_TASK INSTRUCTIONS:_
Each line of the material must be repeated precisely, with the pictures left out.

[Structured figure records]
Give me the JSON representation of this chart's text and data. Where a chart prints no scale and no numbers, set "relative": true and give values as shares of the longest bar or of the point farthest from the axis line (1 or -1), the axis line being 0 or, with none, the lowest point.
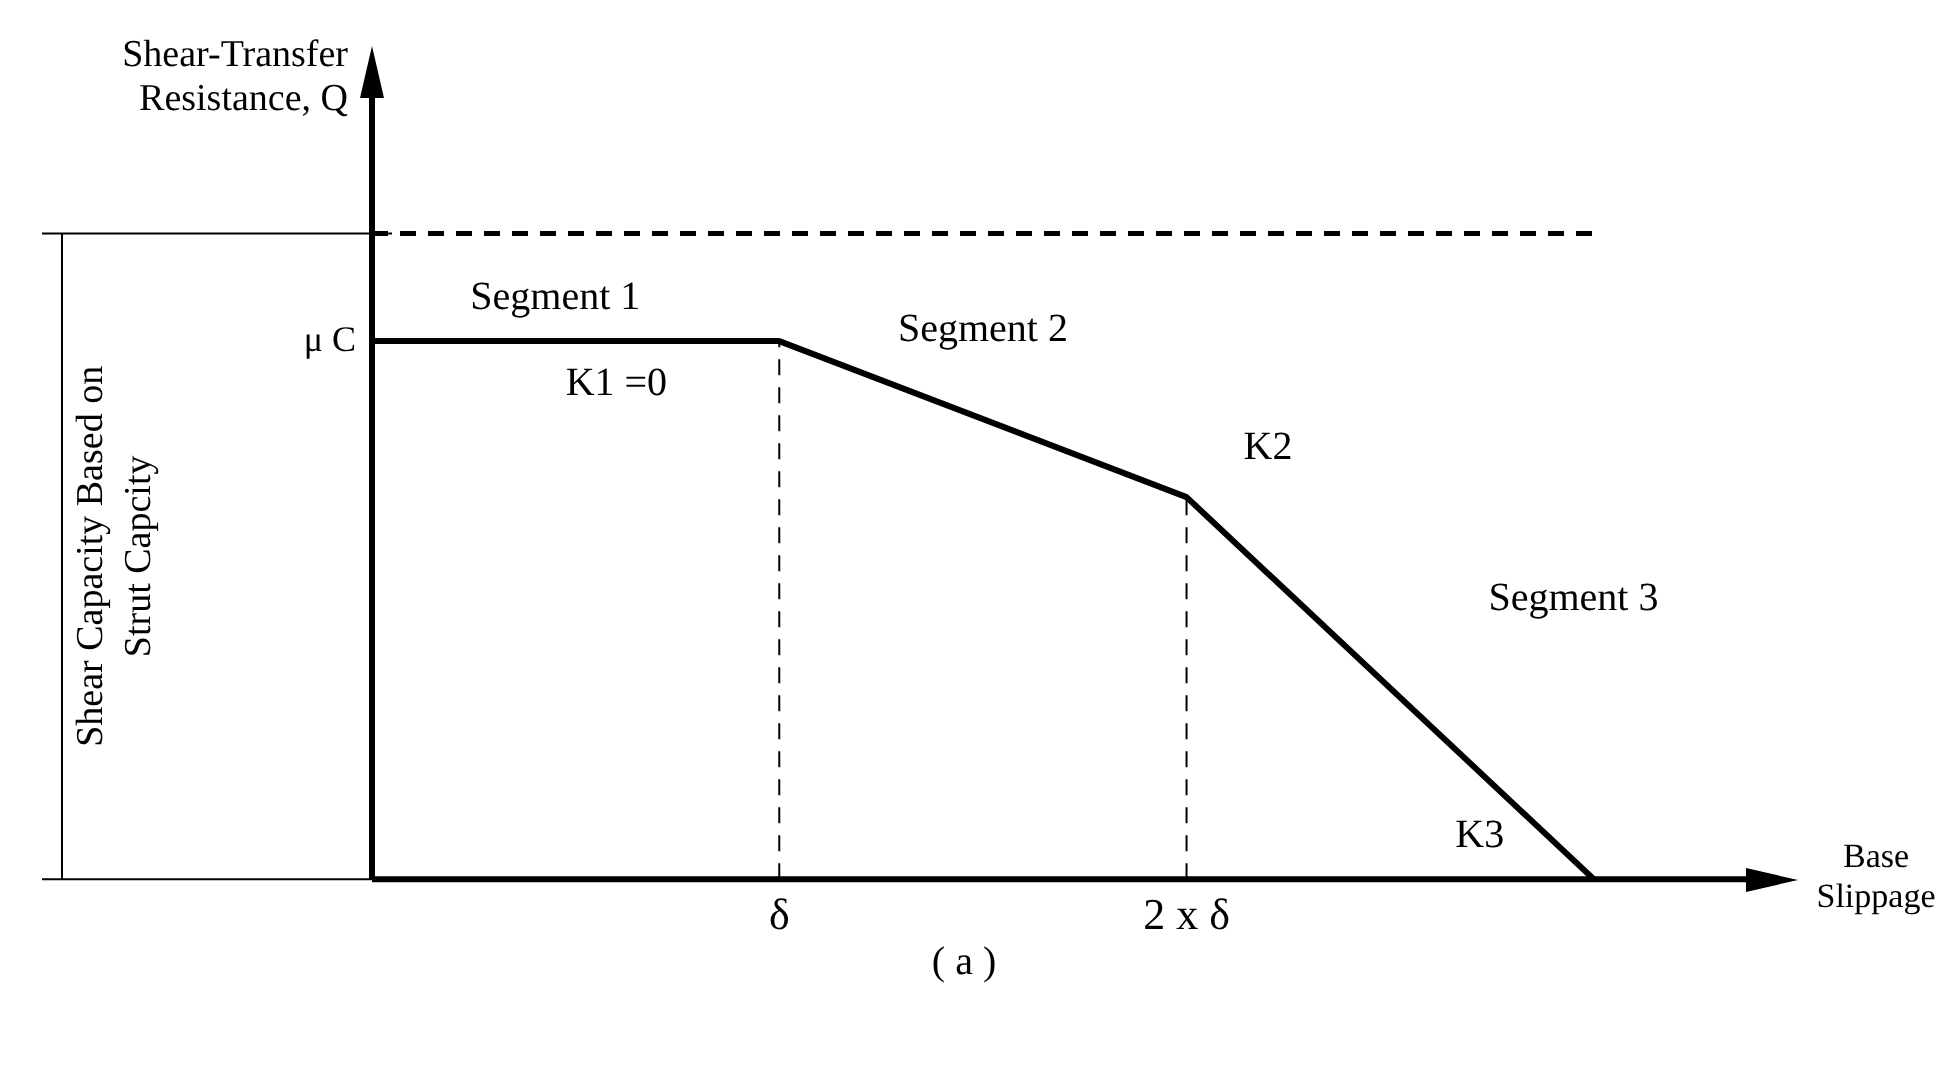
{
  "chart_data": {
    "type": "line",
    "relative": true,
    "categories": [
      null,
      "δ",
      "2 x δ",
      null
    ],
    "series": [
      {
        "color": "#000000",
        "values": [
          1,
          1,
          0.71,
          0
        ]
      }
    ],
    "xlabel": "Base Slippage",
    "ref_lines": [
      {
        "axis": "x",
        "value": "δ",
        "line_style": "dashed"
      },
      {
        "axis": "x",
        "value": "2 x δ",
        "line_style": "dashed"
      },
      {
        "axis": "y",
        "value": 1.2,
        "line_style": "dashed"
      }
    ],
    "annotations": [
      "Shear Capacity Based on Strut Capcity",
      "( a )",
      "μ C",
      "Segment 1",
      "K1 =0",
      "Segment 2",
      "K2",
      "Segment 3",
      "K3",
      "Shear-Transfer Resistance, Q"
    ],
    "grid": false,
    "legend": false,
    "marker": "none",
    "line_style": "solid"
  }
}
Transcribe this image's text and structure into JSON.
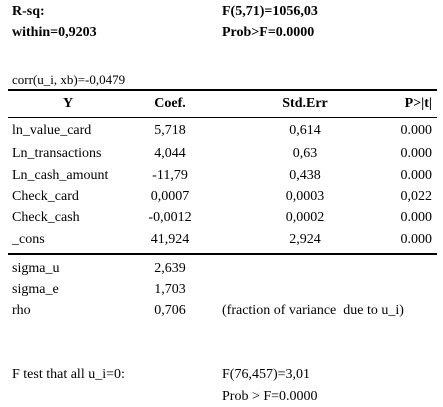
{
  "header": {
    "r_sq": "R-sq:",
    "within": "within=0,9203",
    "f_stat": "F(5,71)=1056,03",
    "prob": "Prob>F=0.0000",
    "corr": "corr(u_i, xb)=-0,0479"
  },
  "table": {
    "columns": [
      "Y",
      "Coef.",
      "Std.Err",
      "P>|t|"
    ],
    "rows": [
      [
        "ln_value_card",
        "5,718",
        "0,614",
        "0.000"
      ],
      [
        "Ln_transactions",
        "4,044",
        "0,63",
        "0.000"
      ],
      [
        "Ln_cash_amount",
        "-11,79",
        "0,438",
        "0.000"
      ],
      [
        "Check_card",
        "0,0007",
        "0,0003",
        "0,022"
      ],
      [
        "Check_cash",
        "-0,0012",
        "0,0002",
        "0.000"
      ],
      [
        "_cons",
        "41,924",
        "2,924",
        "0.000"
      ]
    ],
    "extra_rows": [
      [
        "sigma_u",
        "2,639"
      ],
      [
        "sigma_e",
        "1,703"
      ],
      [
        "rho",
        "0,706",
        "(fraction of variance  due to u_i)"
      ]
    ]
  },
  "footer": {
    "label": "F test that all u_i=0:",
    "f_stat": "F(76,457)=3,01",
    "prob": "Prob > F=0.0000"
  }
}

_REPLY:_
Give me the JSON representation of this chart's text and data. Where a chart prints no scale and no numbers, set "relative": true and give values as shares of the longest bar or of the point farthest from the axis line (1 or -1), the axis line being 0 or, with none, the lowest point.
{
  "chart_data": {
    "type": "line",
    "relative": true,
    "categories": [
      null,
      "δ",
      "2 x δ",
      null
    ],
    "series": [
      {
        "color": "#000000",
        "values": [
          1,
          1,
          0.71,
          0
        ]
      }
    ],
    "xlabel": "Base Slippage",
    "ref_lines": [
      {
        "axis": "x",
        "value": "δ",
        "line_style": "dashed"
      },
      {
        "axis": "x",
        "value": "2 x δ",
        "line_style": "dashed"
      },
      {
        "axis": "y",
        "value": 1.2,
        "line_style": "dashed"
      }
    ],
    "annotations": [
      "Shear Capacity Based on Strut Capcity",
      "( a )",
      "μ C",
      "Segment 1",
      "K1 =0",
      "Segment 2",
      "K2",
      "Segment 3",
      "K3",
      "Shear-Transfer Resistance, Q"
    ],
    "grid": false,
    "legend": false,
    "marker": "none",
    "line_style": "solid"
  }
}
Transcribe this image's text and structure into JSON.
{
  "header": {
    "r_sq": "R-sq:",
    "within": "within=0,9203",
    "f_stat": "F(5,71)=1056,03",
    "prob": "Prob>F=0.0000",
    "corr": "corr(u_i, xb)=-0,0479"
  },
  "table": {
    "columns": [
      "Y",
      "Coef.",
      "Std.Err",
      "P>|t|"
    ],
    "rows": [
      [
        "ln_value_card",
        "5,718",
        "0,614",
        "0.000"
      ],
      [
        "Ln_transactions",
        "4,044",
        "0,63",
        "0.000"
      ],
      [
        "Ln_cash_amount",
        "-11,79",
        "0,438",
        "0.000"
      ],
      [
        "Check_card",
        "0,0007",
        "0,0003",
        "0,022"
      ],
      [
        "Check_cash",
        "-0,0012",
        "0,0002",
        "0.000"
      ],
      [
        "_cons",
        "41,924",
        "2,924",
        "0.000"
      ]
    ],
    "extra_rows": [
      [
        "sigma_u",
        "2,639"
      ],
      [
        "sigma_e",
        "1,703"
      ],
      [
        "rho",
        "0,706",
        "(fraction of variance  due to u_i)"
      ]
    ]
  },
  "footer": {
    "label": "F test that all u_i=0:",
    "f_stat": "F(76,457)=3,01",
    "prob": "Prob > F=0.0000"
  }
}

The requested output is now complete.